## TEXT:
○ ○ ○
Nr. 185 Denkhof, Gde. Büchlberg, Expositurk. St. Laurentius 16.–18. Jh.

Beschreibung

Steintafel oder -quader. Auf der Rückseite des Hochaltares, im Stipes eingemauert. Laut Mader schloss der Stein das Sepulchrum des alten Hochaltares auf der Vorderseite der Mensa1). Vertiefte fünfzeilige Inschrift, mit schwarzer Farbe ausgemalt. Granit. Buchstaben in der ersten Zeile teils verputzt, Inschrift mutmaßlich restauriert.

Maße: H. 19 cm, B. 21,5 cm, Bu. 3 cm (gemessen H).

Schriftart(en): Kapitalis.

© BAdW München, Inschriftenkommission [1/1]

  1. + Za) +b) [D P]c) A +b) B / +d) Ze) + S A B +b) / Ze) H G Pf) +b) B Pf) / R S + + + + + + / + + +

Kommentar

Bei der Schrift handelt es sich um eine – wohl auf Grund des harten Materiales Granit – grob gearbeitete Kapitalis. Die Buchstabenformen wirken ungenau bzw. unklassisch: so ähnelt G in der dritten Zeile eher einer 6, der Bogen des darauf folgenden P weist mehr die Form einer Schlaufe auf. Z-Formen wirken eher wie tironisches et oder ähnliche Zeichen. Eine derartige, möglicherweise von einem Laien ausgeführte Kapitalis kann zu unterschiedlichen Zeiten geschaffen worden sein und macht eine genauere Datierung äußerst schwierig1). Das A mit oben zusammenlaufenden Schrägschäften, die geschwungene R-Cauda und auch das H mit den Serifen deuten eher in die Neuzeit.
○ ○ ○
## DATENSÄTZE:
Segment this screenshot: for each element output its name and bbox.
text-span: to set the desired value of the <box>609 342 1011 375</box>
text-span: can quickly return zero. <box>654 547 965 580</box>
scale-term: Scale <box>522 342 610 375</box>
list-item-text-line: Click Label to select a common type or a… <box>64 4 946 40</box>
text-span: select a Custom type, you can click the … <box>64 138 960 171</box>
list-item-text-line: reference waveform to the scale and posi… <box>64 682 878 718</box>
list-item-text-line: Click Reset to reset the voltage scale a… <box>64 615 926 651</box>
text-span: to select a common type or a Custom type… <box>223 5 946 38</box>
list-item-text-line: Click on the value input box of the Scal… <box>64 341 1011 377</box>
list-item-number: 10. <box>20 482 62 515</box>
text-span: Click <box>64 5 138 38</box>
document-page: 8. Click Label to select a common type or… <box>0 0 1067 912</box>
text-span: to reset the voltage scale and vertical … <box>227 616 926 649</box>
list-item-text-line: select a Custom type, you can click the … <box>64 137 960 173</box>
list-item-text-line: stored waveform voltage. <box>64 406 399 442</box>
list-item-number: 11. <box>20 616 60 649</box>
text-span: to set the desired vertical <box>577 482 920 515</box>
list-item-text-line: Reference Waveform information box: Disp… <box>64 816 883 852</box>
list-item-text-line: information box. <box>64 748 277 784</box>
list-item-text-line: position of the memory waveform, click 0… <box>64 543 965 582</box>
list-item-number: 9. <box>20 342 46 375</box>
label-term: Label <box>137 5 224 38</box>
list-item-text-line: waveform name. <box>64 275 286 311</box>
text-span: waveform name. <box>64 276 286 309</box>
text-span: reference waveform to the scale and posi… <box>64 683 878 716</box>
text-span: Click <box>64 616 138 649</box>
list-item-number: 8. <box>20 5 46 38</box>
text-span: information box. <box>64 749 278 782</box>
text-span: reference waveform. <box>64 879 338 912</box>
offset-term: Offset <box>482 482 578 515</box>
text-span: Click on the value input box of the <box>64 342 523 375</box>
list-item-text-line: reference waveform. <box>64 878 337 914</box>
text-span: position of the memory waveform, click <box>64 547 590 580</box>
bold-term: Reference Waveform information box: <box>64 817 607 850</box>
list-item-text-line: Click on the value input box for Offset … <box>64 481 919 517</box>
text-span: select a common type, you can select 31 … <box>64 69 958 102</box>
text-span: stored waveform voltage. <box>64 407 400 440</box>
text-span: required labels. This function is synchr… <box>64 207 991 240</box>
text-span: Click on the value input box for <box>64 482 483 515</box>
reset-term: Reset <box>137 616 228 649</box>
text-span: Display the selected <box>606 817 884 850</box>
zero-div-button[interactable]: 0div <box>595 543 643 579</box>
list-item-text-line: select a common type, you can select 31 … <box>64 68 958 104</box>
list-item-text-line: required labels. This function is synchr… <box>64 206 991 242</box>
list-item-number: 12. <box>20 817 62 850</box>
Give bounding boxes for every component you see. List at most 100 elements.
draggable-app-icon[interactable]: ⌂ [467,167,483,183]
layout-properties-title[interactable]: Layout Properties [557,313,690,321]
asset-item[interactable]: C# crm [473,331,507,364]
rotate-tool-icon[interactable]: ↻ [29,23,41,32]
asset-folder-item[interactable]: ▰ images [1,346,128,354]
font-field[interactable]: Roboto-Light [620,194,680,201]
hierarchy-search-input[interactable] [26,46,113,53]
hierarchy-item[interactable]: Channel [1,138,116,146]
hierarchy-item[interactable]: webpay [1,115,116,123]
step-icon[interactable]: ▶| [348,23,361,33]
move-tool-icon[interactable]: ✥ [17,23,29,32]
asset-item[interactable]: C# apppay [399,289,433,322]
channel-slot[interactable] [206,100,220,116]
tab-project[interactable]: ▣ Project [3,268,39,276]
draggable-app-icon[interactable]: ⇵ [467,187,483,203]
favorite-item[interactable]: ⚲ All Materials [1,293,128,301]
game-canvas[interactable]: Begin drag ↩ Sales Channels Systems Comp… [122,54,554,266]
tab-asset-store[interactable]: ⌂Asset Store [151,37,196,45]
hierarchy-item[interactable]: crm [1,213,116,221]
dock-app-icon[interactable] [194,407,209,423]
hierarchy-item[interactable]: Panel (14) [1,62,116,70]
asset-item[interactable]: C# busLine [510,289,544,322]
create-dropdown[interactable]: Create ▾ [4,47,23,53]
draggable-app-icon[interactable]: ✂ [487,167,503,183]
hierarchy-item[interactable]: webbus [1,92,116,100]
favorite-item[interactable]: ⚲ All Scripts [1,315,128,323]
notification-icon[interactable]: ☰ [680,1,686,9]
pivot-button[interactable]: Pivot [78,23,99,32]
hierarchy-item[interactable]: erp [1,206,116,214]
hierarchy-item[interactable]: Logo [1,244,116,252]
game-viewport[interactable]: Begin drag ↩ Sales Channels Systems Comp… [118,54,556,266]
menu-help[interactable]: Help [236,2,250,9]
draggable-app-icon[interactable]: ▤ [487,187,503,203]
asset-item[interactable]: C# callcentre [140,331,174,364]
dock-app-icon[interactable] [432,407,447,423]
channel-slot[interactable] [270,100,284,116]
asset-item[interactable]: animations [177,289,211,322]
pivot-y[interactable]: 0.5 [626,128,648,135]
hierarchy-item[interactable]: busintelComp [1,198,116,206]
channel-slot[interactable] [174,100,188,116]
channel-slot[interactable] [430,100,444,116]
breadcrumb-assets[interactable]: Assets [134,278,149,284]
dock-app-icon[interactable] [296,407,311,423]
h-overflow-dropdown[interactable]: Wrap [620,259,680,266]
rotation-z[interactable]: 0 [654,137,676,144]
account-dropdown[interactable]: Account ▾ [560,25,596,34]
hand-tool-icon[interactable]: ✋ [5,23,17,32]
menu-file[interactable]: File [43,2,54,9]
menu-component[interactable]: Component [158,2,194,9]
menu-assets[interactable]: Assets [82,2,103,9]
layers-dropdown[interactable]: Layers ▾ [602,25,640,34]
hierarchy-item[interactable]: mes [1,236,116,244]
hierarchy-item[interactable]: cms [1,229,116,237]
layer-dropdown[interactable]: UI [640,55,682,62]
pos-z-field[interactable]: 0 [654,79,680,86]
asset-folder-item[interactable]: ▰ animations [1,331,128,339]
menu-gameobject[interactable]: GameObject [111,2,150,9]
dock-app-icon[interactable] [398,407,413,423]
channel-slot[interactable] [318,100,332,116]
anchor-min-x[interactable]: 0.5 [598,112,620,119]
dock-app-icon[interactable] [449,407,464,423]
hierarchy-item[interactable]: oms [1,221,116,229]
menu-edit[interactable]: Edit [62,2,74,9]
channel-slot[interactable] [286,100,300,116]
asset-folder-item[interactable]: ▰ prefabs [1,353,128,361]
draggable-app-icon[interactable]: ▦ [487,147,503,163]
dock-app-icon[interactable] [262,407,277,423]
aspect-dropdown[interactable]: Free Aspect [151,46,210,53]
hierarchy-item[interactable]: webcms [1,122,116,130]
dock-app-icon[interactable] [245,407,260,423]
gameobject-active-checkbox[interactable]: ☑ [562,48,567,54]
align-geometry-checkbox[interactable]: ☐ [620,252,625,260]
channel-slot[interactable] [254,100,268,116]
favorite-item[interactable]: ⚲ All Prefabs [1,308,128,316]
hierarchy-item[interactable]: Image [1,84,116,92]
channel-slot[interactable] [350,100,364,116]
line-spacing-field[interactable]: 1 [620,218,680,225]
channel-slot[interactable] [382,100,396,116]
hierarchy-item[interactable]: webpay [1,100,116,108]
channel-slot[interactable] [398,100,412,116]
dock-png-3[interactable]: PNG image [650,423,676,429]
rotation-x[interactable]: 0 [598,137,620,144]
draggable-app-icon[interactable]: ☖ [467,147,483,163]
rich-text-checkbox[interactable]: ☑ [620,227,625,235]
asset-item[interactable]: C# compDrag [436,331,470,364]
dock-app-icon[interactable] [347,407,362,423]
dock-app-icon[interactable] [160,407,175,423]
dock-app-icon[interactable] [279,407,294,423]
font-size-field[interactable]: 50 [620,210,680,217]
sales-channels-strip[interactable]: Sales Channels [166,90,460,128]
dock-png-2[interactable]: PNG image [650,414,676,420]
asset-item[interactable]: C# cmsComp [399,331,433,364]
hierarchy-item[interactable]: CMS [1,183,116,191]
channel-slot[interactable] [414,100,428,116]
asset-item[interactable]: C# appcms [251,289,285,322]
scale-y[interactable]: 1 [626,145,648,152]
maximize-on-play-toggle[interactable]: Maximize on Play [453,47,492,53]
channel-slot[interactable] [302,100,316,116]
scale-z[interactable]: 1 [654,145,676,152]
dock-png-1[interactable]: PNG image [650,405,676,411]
○ ○ ○
## ZU ERLEDIGEN:
Schreibe den Text zur Steintafel in Denkhof von „Schriftart(en): Kapitalis.“ bis „in die Neuzeit.“ bitte neu und setze dabei „Basalt“ an die Stelle von „Granit“.

## ERLEDIGTE AUFGABE:
Schriftart(en): Kapitalis.

© BAdW München, Inschriftenkommission [1/1]

  1. + Za) +b) [D P]c) A +b) B / +d) Ze) + S A B +b) / Ze) H G Pf) +b) B Pf) / R S + + + + + + / + + +

Kommentar

Bei der Schrift handelt es sich um eine – wohl auf Grund des harten Materiales Basalt – grob gearbeitete Kapitalis. Die Buchstabenformen wirken ungenau bzw. unklassisch: so ähnelt G in der dritten Zeile eher einer 6, der Bogen des darauf folgenden P weist mehr die Form einer Schlaufe auf. Z-Formen wirken eher wie tironisches et oder ähnliche Zeichen. Eine derartige, möglicherweise von einem Laien ausgeführte Kapitalis kann zu unterschiedlichen Zeiten geschaffen worden sein und macht eine genauere Datierung äußerst schwierig1). Das A mit oben zusammenlaufenden Schrägschäften, die geschwungene R-Cauda und auch das H mit den Serifen deuten eher in die Neuzeit.